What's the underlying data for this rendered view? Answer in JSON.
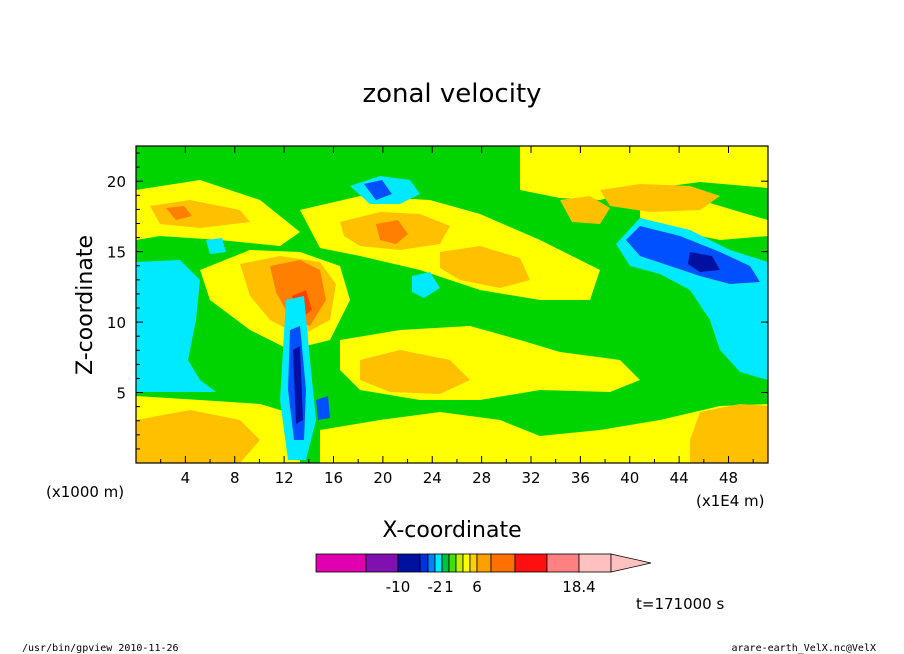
{
  "chart_data": {
    "type": "heatmap",
    "title": "zonal velocity",
    "xlabel": "X-coordinate",
    "ylabel": "Z-coordinate",
    "x_unit_left": "(x1000 m)",
    "x_unit_right": "(x1E4 m)",
    "x_ticks": [
      "4",
      "8",
      "12",
      "16",
      "20",
      "24",
      "28",
      "32",
      "36",
      "40",
      "44",
      "48"
    ],
    "y_ticks": [
      "5",
      "10",
      "15",
      "20"
    ],
    "xlim": [
      0,
      51.2
    ],
    "ylim": [
      0,
      22.5
    ],
    "colorbar": {
      "labels": [
        {
          "text": "-10",
          "value": -10
        },
        {
          "text": "-2",
          "value": -2
        },
        {
          "text": "1",
          "value": 1
        },
        {
          "text": "6",
          "value": 6
        },
        {
          "text": "18.4",
          "value": 18.4
        }
      ],
      "colors": [
        "#e000b0",
        "#8010b0",
        "#0010a0",
        "#0030e0",
        "#0080ff",
        "#00e8ff",
        "#00c040",
        "#40e000",
        "#c0f000",
        "#ffff00",
        "#ffd000",
        "#ffa000",
        "#ff7000",
        "#ff1010",
        "#ff8080",
        "#ffc0c0"
      ]
    },
    "field_colors": {
      "strong_neg": "#0010a0",
      "neg": "#0050ff",
      "weak_neg": "#00eaff",
      "near_zero": "#00d400",
      "weak_pos": "#ffff00",
      "pos": "#ffc000",
      "strong_pos": "#ff8000",
      "max_pos": "#ff4000"
    },
    "annotation": "t=171000 s"
  },
  "footer": {
    "left": "/usr/bin/gpview  2010-11-26",
    "right": "arare-earth_VelX.nc@VelX"
  }
}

_The exercise_: Leave out the pictures and print each record exactly as it stands.

_Output of the task_:
What's the underlying data for this rendered view? Answer in JSON.
{
  "chart_data": {
    "type": "heatmap",
    "title": "zonal velocity",
    "xlabel": "X-coordinate",
    "ylabel": "Z-coordinate",
    "x_unit_left": "(x1000 m)",
    "x_unit_right": "(x1E4 m)",
    "x_ticks": [
      "4",
      "8",
      "12",
      "16",
      "20",
      "24",
      "28",
      "32",
      "36",
      "40",
      "44",
      "48"
    ],
    "y_ticks": [
      "5",
      "10",
      "15",
      "20"
    ],
    "xlim": [
      0,
      51.2
    ],
    "ylim": [
      0,
      22.5
    ],
    "colorbar": {
      "labels": [
        {
          "text": "-10",
          "value": -10
        },
        {
          "text": "-2",
          "value": -2
        },
        {
          "text": "1",
          "value": 1
        },
        {
          "text": "6",
          "value": 6
        },
        {
          "text": "18.4",
          "value": 18.4
        }
      ],
      "colors": [
        "#e000b0",
        "#8010b0",
        "#0010a0",
        "#0030e0",
        "#0080ff",
        "#00e8ff",
        "#00c040",
        "#40e000",
        "#c0f000",
        "#ffff00",
        "#ffd000",
        "#ffa000",
        "#ff7000",
        "#ff1010",
        "#ff8080",
        "#ffc0c0"
      ]
    },
    "field_colors": {
      "strong_neg": "#0010a0",
      "neg": "#0050ff",
      "weak_neg": "#00eaff",
      "near_zero": "#00d400",
      "weak_pos": "#ffff00",
      "pos": "#ffc000",
      "strong_pos": "#ff8000",
      "max_pos": "#ff4000"
    },
    "annotation": "t=171000 s"
  },
  "footer": {
    "left": "/usr/bin/gpview  2010-11-26",
    "right": "arare-earth_VelX.nc@VelX"
  }
}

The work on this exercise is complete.